Stored dataset items
• • • •

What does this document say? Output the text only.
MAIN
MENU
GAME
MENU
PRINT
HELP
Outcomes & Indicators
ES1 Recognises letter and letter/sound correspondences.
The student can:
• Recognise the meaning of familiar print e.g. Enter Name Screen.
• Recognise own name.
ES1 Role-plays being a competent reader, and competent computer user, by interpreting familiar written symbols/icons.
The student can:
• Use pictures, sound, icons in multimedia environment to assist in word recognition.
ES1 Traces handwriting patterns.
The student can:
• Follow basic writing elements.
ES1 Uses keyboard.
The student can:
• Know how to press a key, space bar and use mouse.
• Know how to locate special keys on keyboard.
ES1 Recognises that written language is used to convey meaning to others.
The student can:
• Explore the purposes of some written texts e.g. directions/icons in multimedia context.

• • • •

### [The request]
Looking at the material above, count the lines containing the string "written" and reply with the count alone.

### [Right answer]
3